__Stored data__
· · · · ·
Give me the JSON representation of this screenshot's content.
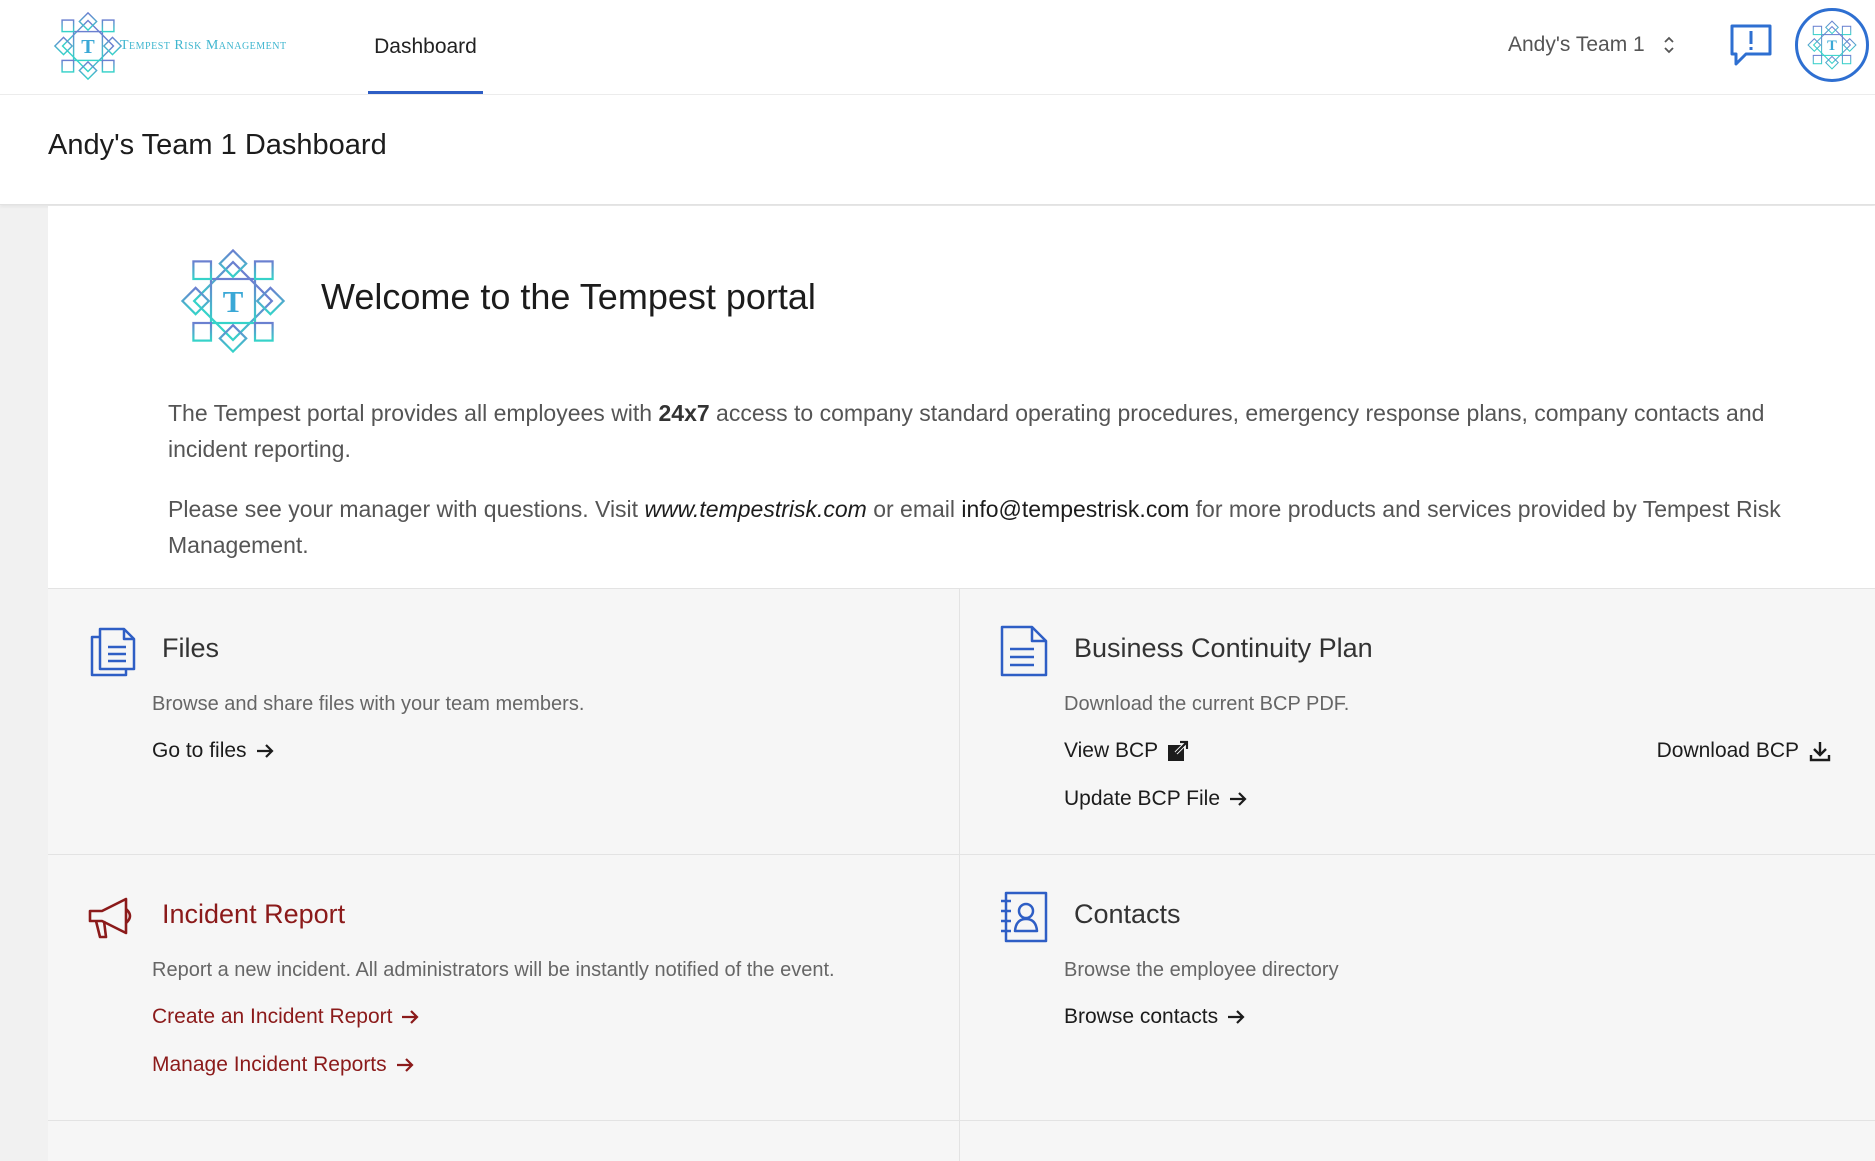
{
  "brand": {
    "name": "Tempest Risk Management",
    "logo_icon": "tempest-t-diamond-logo"
  },
  "nav": {
    "tabs": [
      {
        "label": "Dashboard",
        "active": true
      }
    ]
  },
  "team_switcher": {
    "label": "Andy's Team 1",
    "icon": "chevron-updown-icon"
  },
  "notifications": {
    "icon": "speech-bubble-alert-icon"
  },
  "page_title": "Andy's Team 1 Dashboard",
  "welcome": {
    "title": "Welcome to the Tempest portal",
    "intro_1_before": "The Tempest portal provides all employees with ",
    "intro_1_bold": "24x7",
    "intro_1_after": " access to company standard operating procedures, emergency response plans, company contacts and incident reporting.",
    "intro_2_before": "Please see your manager with questions. Visit ",
    "intro_2_site": "www.tempestrisk.com",
    "intro_2_mid": " or email ",
    "intro_2_email": "info@tempestrisk.com",
    "intro_2_after": " for more products and services provided by Tempest Risk Management."
  },
  "tiles": {
    "files": {
      "title": "Files",
      "description": "Browse and share files with your team members.",
      "links": [
        "Go to files"
      ],
      "icon": "document-stack-icon"
    },
    "bcp": {
      "title": "Business Continuity Plan",
      "description": "Download the current BCP PDF.",
      "view_label": "View BCP",
      "download_label": "Download BCP",
      "update_label": "Update BCP File",
      "icon": "document-icon"
    },
    "incident": {
      "title": "Incident Report",
      "description": "Report a new incident. All administrators will be instantly notified of the event.",
      "create_label": "Create an Incident Report",
      "manage_label": "Manage Incident Reports",
      "icon": "megaphone-icon"
    },
    "contacts": {
      "title": "Contacts",
      "description": "Browse the employee directory",
      "browse_label": "Browse contacts",
      "icon": "address-book-icon"
    }
  },
  "colors": {
    "accent_blue": "#2e5ec5",
    "incident_red": "#8b1a1a",
    "logo_teal": "#3fb6cf"
  }
}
· · · · ·
__Written task__
Of the lines in the material, how many hold the word "Browse"? Reply with the number only.

__Output of the exercise__
3